Material provided:
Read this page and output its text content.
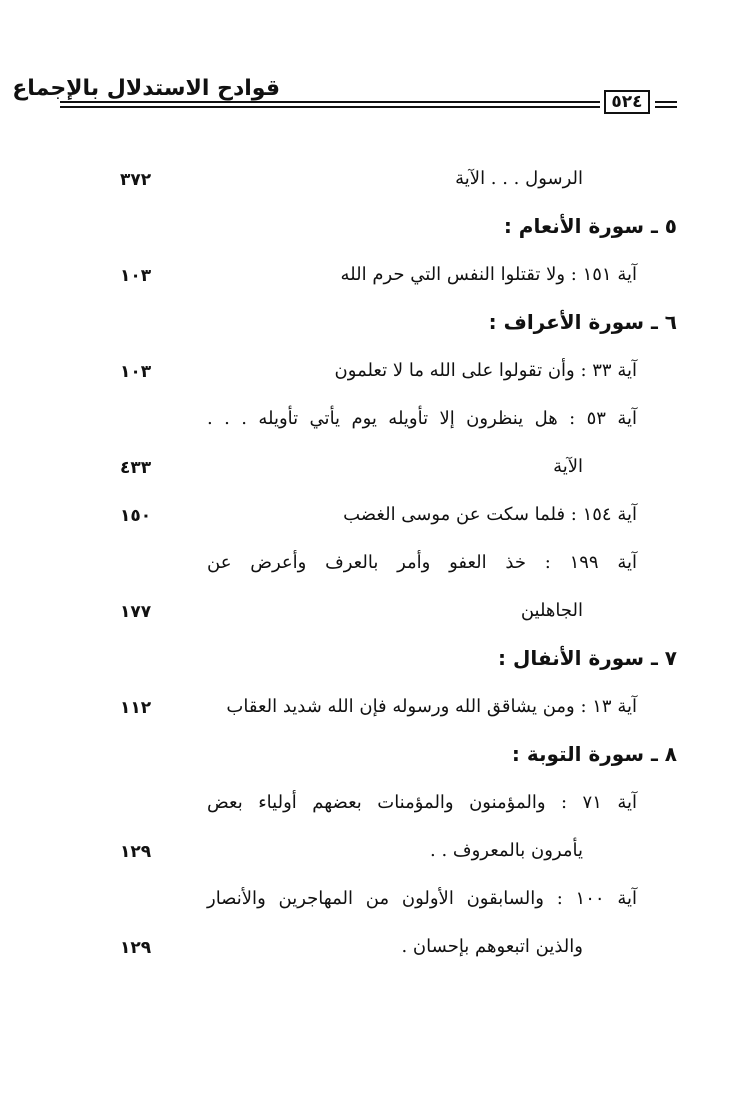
قوادح الاستدلال بالإجماع
٥٢٤
الرسول . . . الآية
٣٧٢
٥ ـ سورة الأنعام :
آية ١٥١ : ولا تقتلوا النفس التي حرم الله
١٠٣
٦ ـ سورة الأعراف :
آية ٣٣ : وأن تقولوا على الله ما لا تعلمون
١٠٣
آية ٥٣ : هل ينظرون إلا تأويله يوم يأتي تأويله . . .
الآية
٤٣٣
آية ١٥٤ : فلما سكت عن موسى الغضب
١٥٠
آية ١٩٩ : خذ العفو وأمر بالعرف وأعرض عن
الجاهلين
١٧٧
٧ ـ سورة الأنفال :
آية ١٣ : ومن يشاقق الله ورسوله فإن الله شديد العقاب
١١٢
٨ ـ سورة التوبة :
آية ٧١ : والمؤمنون والمؤمنات بعضهم أولياء بعض
يأمرون بالمعروف . .
١٢٩
آية ١٠٠ : والسابقون الأولون من المهاجرين والأنصار
والذين اتبعوهم بإحسان .
١٢٩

Exercise requirements:
Search the data above for lines holding "الله" and copy each of them.

Full output:
آية ١٥١ : ولا تقتلوا النفس التي حرم الله
آية ٣٣ : وأن تقولوا على الله ما لا تعلمون
آية ١٣ : ومن يشاقق الله ورسوله فإن الله شديد العقاب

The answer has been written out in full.